■ Directive
Tally the lines in the records underneath that contain the string "Attack", and state the figure by itself.
= = =
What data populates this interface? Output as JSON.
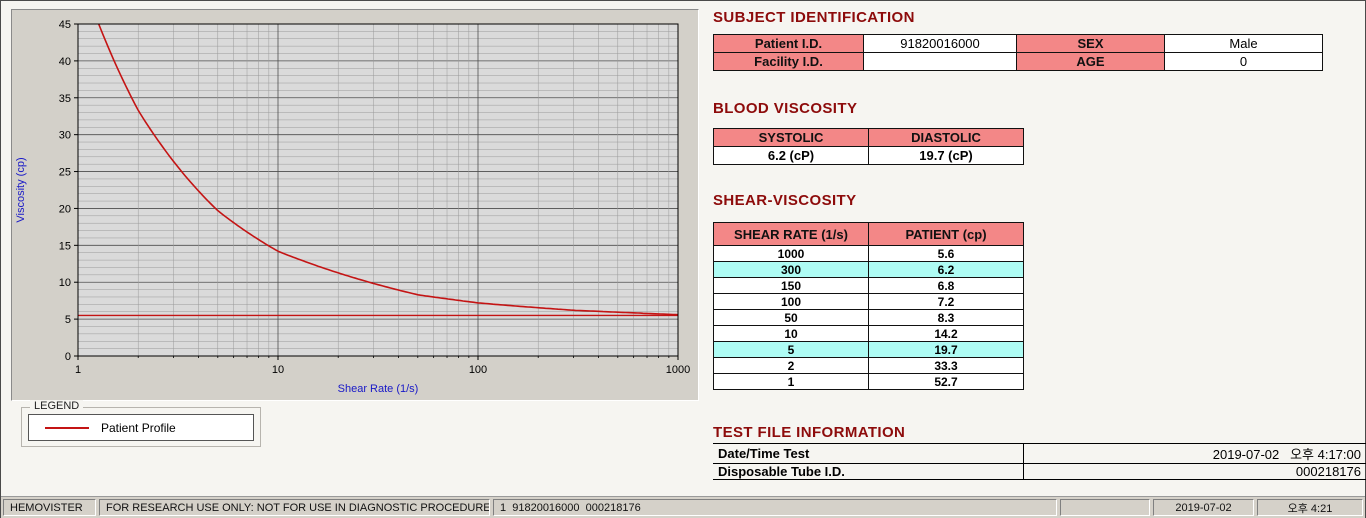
{
  "colors": {
    "heading": "#8d0b0b",
    "table_header_bg": "#f38787",
    "highlight_bg": "#aefcf4",
    "curve": "#c41414",
    "axis_label": "#1818c8"
  },
  "legend": {
    "title": "LEGEND",
    "series": "Patient Profile"
  },
  "chart_data": {
    "type": "line",
    "x_scale": "log",
    "x": [
      1,
      2,
      5,
      10,
      50,
      100,
      150,
      300,
      1000
    ],
    "series": [
      {
        "name": "Patient Profile",
        "values": [
          52.7,
          33.3,
          19.7,
          14.2,
          8.3,
          7.2,
          6.8,
          6.2,
          5.6
        ]
      }
    ],
    "baseline": 5.5,
    "xlim": [
      1,
      1000
    ],
    "ylim": [
      0,
      45
    ],
    "xticks": [
      1,
      10,
      100,
      1000
    ],
    "yticks": [
      0,
      5,
      10,
      15,
      20,
      25,
      30,
      35,
      40,
      45
    ],
    "xlabel": "Shear Rate (1/s)",
    "ylabel": "Viscosity (cp)",
    "grid": true,
    "legend_position": "below-left"
  },
  "subject": {
    "title": "SUBJECT IDENTIFICATION",
    "rows": [
      {
        "label1": "Patient I.D.",
        "value1": "91820016000",
        "label2": "SEX",
        "value2": "Male"
      },
      {
        "label1": "Facility I.D.",
        "value1": "",
        "label2": "AGE",
        "value2": "0"
      }
    ]
  },
  "blood_viscosity": {
    "title": "BLOOD VISCOSITY",
    "headers": [
      "SYSTOLIC",
      "DIASTOLIC"
    ],
    "values": [
      "6.2 (cP)",
      "19.7 (cP)"
    ]
  },
  "shear_viscosity": {
    "title": "SHEAR-VISCOSITY",
    "headers": [
      "SHEAR RATE (1/s)",
      "PATIENT (cp)"
    ],
    "rows": [
      {
        "rate": "1000",
        "value": "5.6",
        "highlight": false
      },
      {
        "rate": "300",
        "value": "6.2",
        "highlight": true
      },
      {
        "rate": "150",
        "value": "6.8",
        "highlight": false
      },
      {
        "rate": "100",
        "value": "7.2",
        "highlight": false
      },
      {
        "rate": "50",
        "value": "8.3",
        "highlight": false
      },
      {
        "rate": "10",
        "value": "14.2",
        "highlight": false
      },
      {
        "rate": "5",
        "value": "19.7",
        "highlight": true
      },
      {
        "rate": "2",
        "value": "33.3",
        "highlight": false
      },
      {
        "rate": "1",
        "value": "52.7",
        "highlight": false
      }
    ]
  },
  "test_file": {
    "title": "TEST FILE INFORMATION",
    "rows": [
      {
        "label": "Date/Time Test",
        "value": "2019-07-02   오후 4:17:00"
      },
      {
        "label": "Disposable Tube I.D.",
        "value": "000218176"
      }
    ]
  },
  "statusbar": {
    "items": [
      "HEMOVISTER",
      "FOR RESEARCH USE ONLY: NOT FOR USE IN DIAGNOSTIC PROCEDURES",
      "1  91820016000  000218176",
      "",
      "2019-07-02",
      "오후 4:21"
    ]
  }
}
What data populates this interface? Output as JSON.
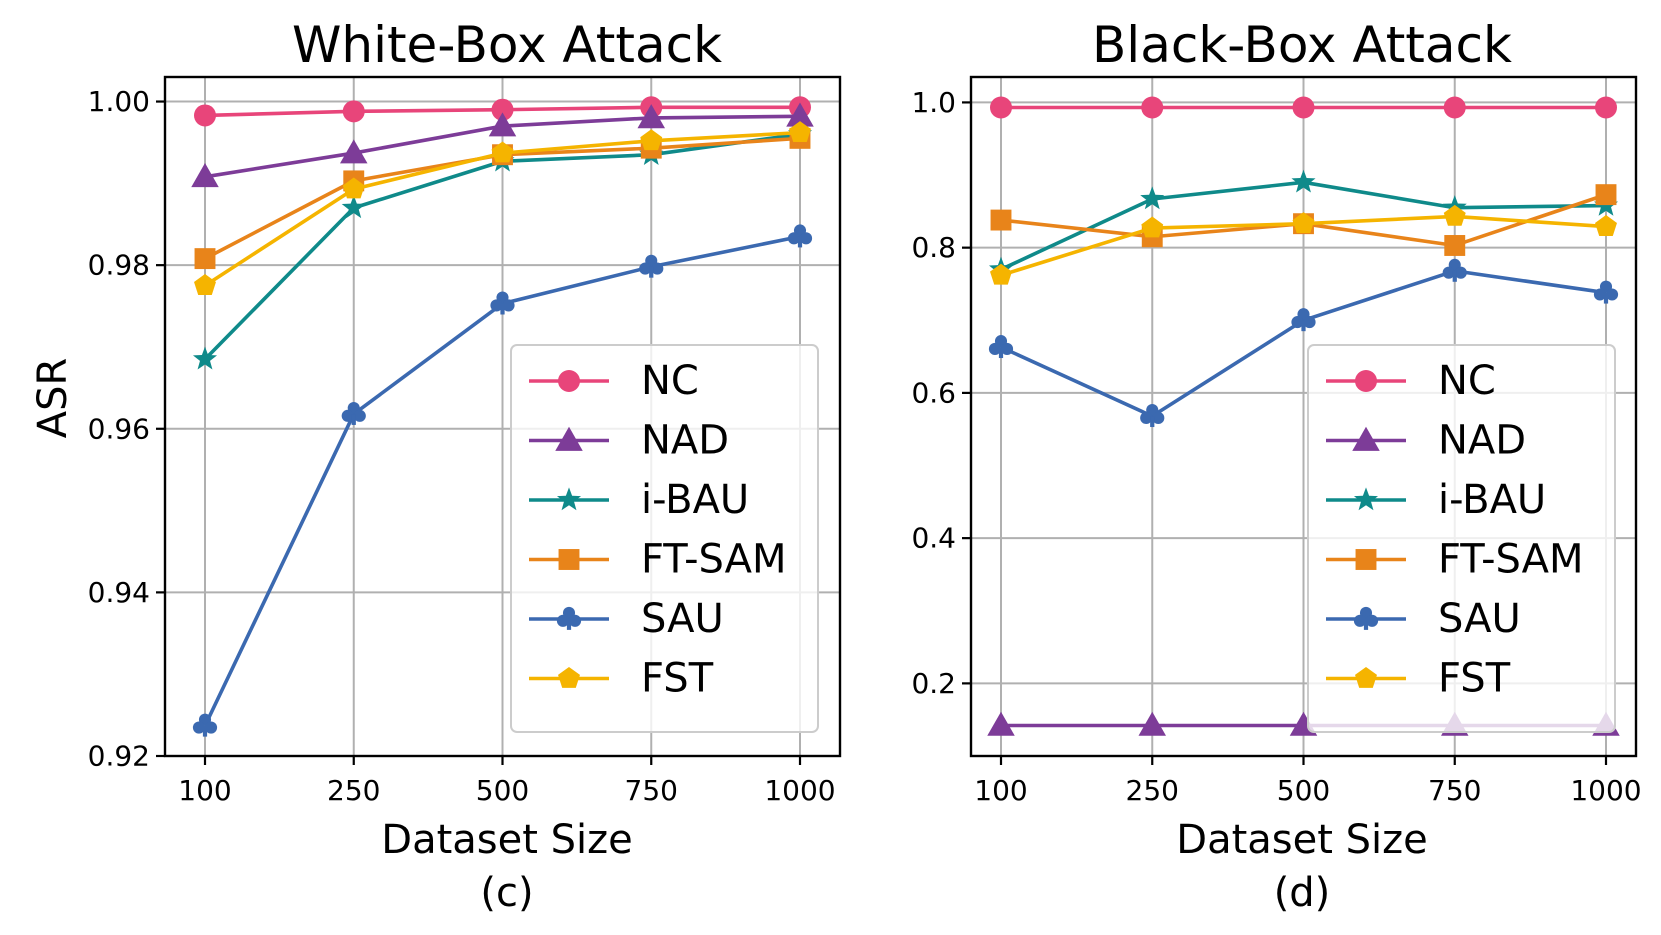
{
  "figure": {
    "ylabel": "ASR"
  },
  "chart_data": [
    {
      "type": "line",
      "title": "White-Box Attack",
      "xlabel": "Dataset Size",
      "subtitle": "(c)",
      "ylabel": "ASR",
      "categories": [
        "100",
        "250",
        "500",
        "750",
        "1000"
      ],
      "ylim": [
        0.92,
        1.003
      ],
      "yticks": [
        0.92,
        0.94,
        0.96,
        0.98,
        1.0
      ],
      "ytick_labels": [
        "0.92",
        "0.94",
        "0.96",
        "0.98",
        "1.00"
      ],
      "grid": true,
      "legend_position": "lower right",
      "series": [
        {
          "name": "NC",
          "color": "#e8457a",
          "marker": "circle",
          "values": [
            0.9983,
            0.9988,
            0.999,
            0.9993,
            0.9993
          ]
        },
        {
          "name": "NAD",
          "color": "#7d3c98",
          "marker": "triangle",
          "values": [
            0.9908,
            0.9937,
            0.997,
            0.998,
            0.9982
          ]
        },
        {
          "name": "i-BAU",
          "color": "#0f8a8a",
          "marker": "star",
          "values": [
            0.9685,
            0.987,
            0.9927,
            0.9935,
            0.996
          ]
        },
        {
          "name": "FT-SAM",
          "color": "#e8841a",
          "marker": "square",
          "values": [
            0.9808,
            0.9903,
            0.9935,
            0.9943,
            0.9955
          ]
        },
        {
          "name": "SAU",
          "color": "#3b69b0",
          "marker": "club",
          "values": [
            0.9237,
            0.9618,
            0.9753,
            0.9798,
            0.9835
          ]
        },
        {
          "name": "FST",
          "color": "#f5b400",
          "marker": "pentagon",
          "values": [
            0.9775,
            0.9893,
            0.9937,
            0.9952,
            0.9962
          ]
        }
      ]
    },
    {
      "type": "line",
      "title": "Black-Box Attack",
      "xlabel": "Dataset Size",
      "subtitle": "(d)",
      "ylabel": "",
      "categories": [
        "100",
        "250",
        "500",
        "750",
        "1000"
      ],
      "ylim": [
        0.1,
        1.035
      ],
      "yticks": [
        0.2,
        0.4,
        0.6,
        0.8,
        1.0
      ],
      "ytick_labels": [
        "0.2",
        "0.4",
        "0.6",
        "0.8",
        "1.0"
      ],
      "grid": true,
      "legend_position": "lower right",
      "series": [
        {
          "name": "NC",
          "color": "#e8457a",
          "marker": "circle",
          "values": [
            0.993,
            0.993,
            0.993,
            0.993,
            0.993
          ]
        },
        {
          "name": "NAD",
          "color": "#7d3c98",
          "marker": "triangle",
          "values": [
            0.142,
            0.142,
            0.142,
            0.142,
            0.142
          ]
        },
        {
          "name": "i-BAU",
          "color": "#0f8a8a",
          "marker": "star",
          "values": [
            0.77,
            0.867,
            0.89,
            0.855,
            0.858
          ]
        },
        {
          "name": "FT-SAM",
          "color": "#e8841a",
          "marker": "square",
          "values": [
            0.838,
            0.815,
            0.833,
            0.803,
            0.873
          ]
        },
        {
          "name": "SAU",
          "color": "#3b69b0",
          "marker": "club",
          "values": [
            0.663,
            0.568,
            0.7,
            0.768,
            0.738
          ]
        },
        {
          "name": "FST",
          "color": "#f5b400",
          "marker": "pentagon",
          "values": [
            0.762,
            0.827,
            0.833,
            0.843,
            0.829
          ]
        }
      ]
    }
  ]
}
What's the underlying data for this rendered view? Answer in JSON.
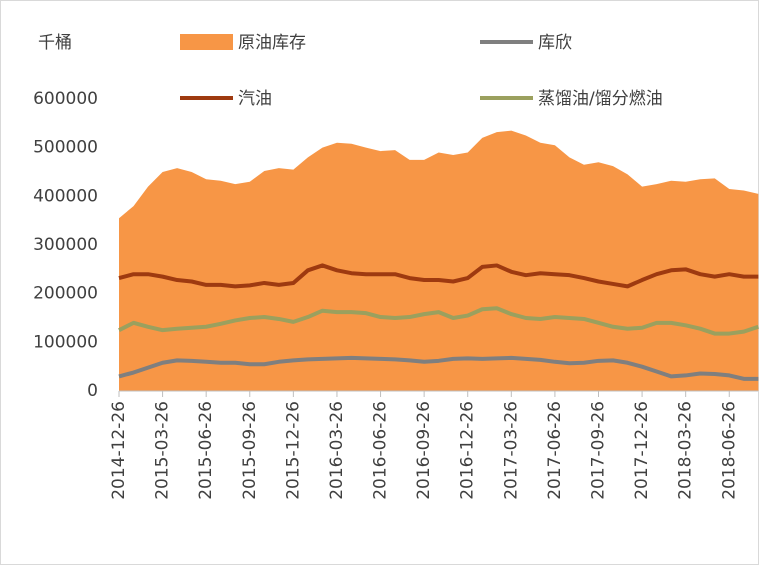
{
  "chart_data": {
    "type": "line",
    "y_axis_label": "千桶",
    "categories": [
      "2014-12-26",
      null,
      null,
      "2015-03-26",
      null,
      null,
      "2015-06-26",
      null,
      null,
      "2015-09-26",
      null,
      null,
      "2015-12-26",
      null,
      null,
      "2016-03-26",
      null,
      null,
      "2016-06-26",
      null,
      null,
      "2016-09-26",
      null,
      null,
      "2016-12-26",
      null,
      null,
      "2017-03-26",
      null,
      null,
      "2017-06-26",
      null,
      null,
      "2017-09-26",
      null,
      null,
      "2017-12-26",
      null,
      null,
      "2018-03-26",
      null,
      null,
      "2018-06-26",
      null,
      null
    ],
    "series": [
      {
        "name": "原油库存",
        "mark": "area",
        "color": "#f79646",
        "values": [
          355000,
          380000,
          420000,
          450000,
          458000,
          450000,
          435000,
          432000,
          425000,
          430000,
          452000,
          458000,
          455000,
          480000,
          500000,
          510000,
          508000,
          500000,
          493000,
          495000,
          475000,
          475000,
          490000,
          485000,
          490000,
          520000,
          532000,
          535000,
          525000,
          510000,
          505000,
          480000,
          465000,
          470000,
          462000,
          445000,
          420000,
          425000,
          432000,
          430000,
          435000,
          437000,
          415000,
          412000,
          405000
        ]
      },
      {
        "name": "库欣",
        "mark": "line",
        "color": "#7f7f7f",
        "values": [
          30000,
          38000,
          48000,
          58000,
          63000,
          62000,
          60000,
          58000,
          58000,
          55000,
          55000,
          60000,
          63000,
          65000,
          66000,
          67000,
          68000,
          67000,
          66000,
          65000,
          63000,
          60000,
          62000,
          66000,
          67000,
          66000,
          67000,
          68000,
          66000,
          64000,
          60000,
          57000,
          58000,
          62000,
          63000,
          58000,
          50000,
          40000,
          30000,
          32000,
          36000,
          35000,
          32000,
          25000,
          25000
        ]
      },
      {
        "name": "汽油",
        "mark": "line",
        "color": "#9e3a10",
        "values": [
          232000,
          240000,
          240000,
          235000,
          228000,
          225000,
          218000,
          218000,
          215000,
          217000,
          222000,
          218000,
          222000,
          248000,
          258000,
          248000,
          242000,
          240000,
          240000,
          240000,
          232000,
          228000,
          228000,
          225000,
          232000,
          255000,
          258000,
          245000,
          238000,
          242000,
          240000,
          238000,
          232000,
          225000,
          220000,
          215000,
          228000,
          240000,
          248000,
          250000,
          240000,
          235000,
          240000,
          235000,
          235000
        ]
      },
      {
        "name": "蒸馏油/馏分燃油",
        "mark": "line",
        "color": "#9ba05e",
        "values": [
          125000,
          140000,
          132000,
          125000,
          128000,
          130000,
          132000,
          138000,
          145000,
          150000,
          152000,
          148000,
          142000,
          152000,
          165000,
          162000,
          162000,
          160000,
          152000,
          150000,
          152000,
          158000,
          162000,
          150000,
          155000,
          168000,
          170000,
          158000,
          150000,
          148000,
          152000,
          150000,
          148000,
          140000,
          132000,
          128000,
          130000,
          140000,
          140000,
          135000,
          128000,
          118000,
          118000,
          122000,
          132000
        ]
      }
    ],
    "ylim": [
      0,
      600000
    ],
    "yticks": [
      0,
      100000,
      200000,
      300000,
      400000,
      500000,
      600000
    ],
    "grid": false
  }
}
= = =
■ Response for this exercise
2